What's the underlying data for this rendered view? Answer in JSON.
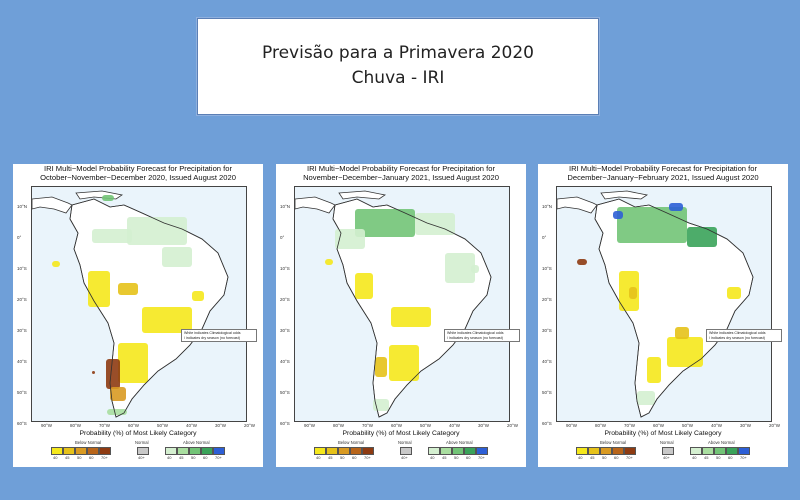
{
  "slide": {
    "title_line1": "Previsão para a Primavera 2020",
    "title_line2": "Chuva - IRI"
  },
  "colors": {
    "background": "#6f9fd8",
    "below_normal": [
      "#f5e81c",
      "#e6c21a",
      "#d99a22",
      "#b8651a",
      "#8e3b12",
      "#5a1e08"
    ],
    "normal": "#c8c8c8",
    "above_normal": [
      "#d4efd0",
      "#a9dea0",
      "#72c477",
      "#3aa35a",
      "#2f9a8d",
      "#2d5fd6"
    ]
  },
  "panels": [
    {
      "title_line1": "IRI Multi−Model Probability Forecast for Precipitation for",
      "title_line2": "October−November−December 2020, Issued August 2020"
    },
    {
      "title_line1": "IRI Multi−Model Probability Forecast for Precipitation for",
      "title_line2": "November−December−January 2021, Issued August 2020"
    },
    {
      "title_line1": "IRI Multi−Model Probability Forecast for Precipitation for",
      "title_line2": "December−January−February 2021, Issued August 2020"
    }
  ],
  "map": {
    "lat_labels": [
      "10°N",
      "0°",
      "10°S",
      "20°S",
      "30°S",
      "40°S",
      "50°S",
      "60°S"
    ],
    "lon_labels": [
      "90°W",
      "80°W",
      "70°W",
      "60°W",
      "50°W",
      "40°W",
      "30°W",
      "20°W"
    ],
    "note_line1": "White indicates Climatological odds",
    "note_line2": "/ indicates dry season (no forecast)"
  },
  "legend": {
    "title": "Probability (%) of Most Likely Category",
    "below_label": "Below Normal",
    "normal_label": "Normal",
    "above_label": "Above Normal",
    "below_ticks": [
      "40",
      "45",
      "50",
      "60",
      "70+"
    ],
    "normal_tick": "40+",
    "above_ticks": [
      "40",
      "45",
      "50",
      "60",
      "70+"
    ]
  }
}
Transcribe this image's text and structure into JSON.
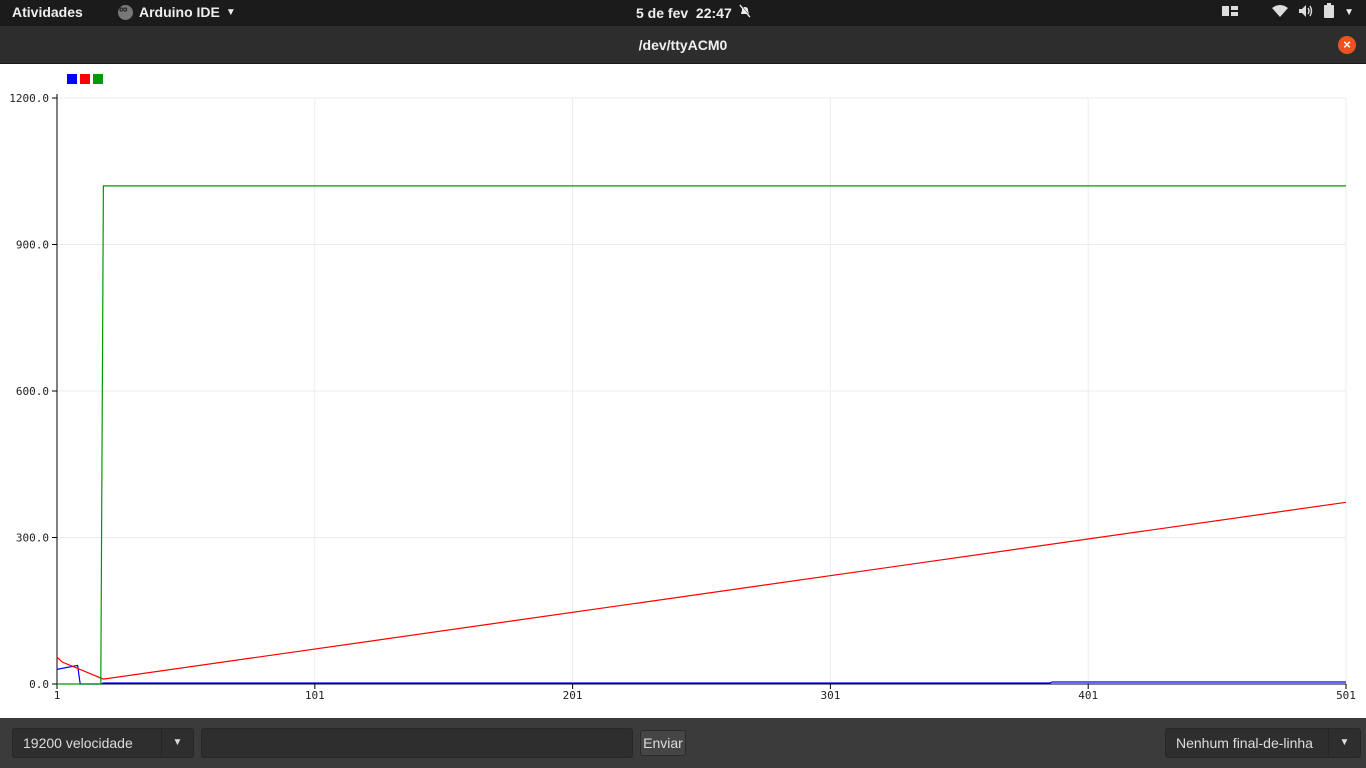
{
  "topbar": {
    "activities": "Atividades",
    "app_name": "Arduino IDE",
    "clock": "5 de fev  22:47",
    "tray_icons": [
      "window-switcher-icon",
      "wifi-icon",
      "volume-icon",
      "battery-icon",
      "system-menu-icon"
    ]
  },
  "window": {
    "title": "/dev/ttyACM0",
    "close_label": "×"
  },
  "bottom": {
    "baud": "19200 velocidade",
    "send_value": "",
    "send_button": "Enviar",
    "line_ending": "Nenhum final-de-linha"
  },
  "chart_data": {
    "type": "line",
    "title": "",
    "xlabel": "",
    "ylabel": "",
    "xlim": [
      1,
      501
    ],
    "ylim": [
      0,
      1200
    ],
    "x_ticks": [
      "1",
      "101",
      "201",
      "301",
      "401",
      "501"
    ],
    "y_ticks": [
      "0.0",
      "300.0",
      "600.0",
      "900.0",
      "1200.0"
    ],
    "grid": true,
    "legend_placement": "top-left",
    "series": [
      {
        "color": "#0000ff",
        "points": [
          [
            1,
            30
          ],
          [
            9,
            38
          ],
          [
            10,
            0
          ],
          [
            18,
            0
          ],
          [
            19,
            2
          ],
          [
            200,
            2
          ],
          [
            386,
            2
          ],
          [
            387,
            4
          ],
          [
            501,
            4
          ]
        ]
      },
      {
        "color": "#ff0000",
        "points": [
          [
            1,
            55
          ],
          [
            2,
            50
          ],
          [
            3,
            45
          ],
          [
            19,
            10
          ],
          [
            501,
            372
          ]
        ]
      },
      {
        "color": "#009900",
        "points": [
          [
            1,
            0
          ],
          [
            18,
            0
          ],
          [
            19,
            1020
          ],
          [
            501,
            1020
          ]
        ]
      }
    ]
  }
}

◆ ◆ ◆ ◆ ◆

Aim ▸ How many lines of the listing above include the word "November"? Reply with the number alone.

Task response ▸ 2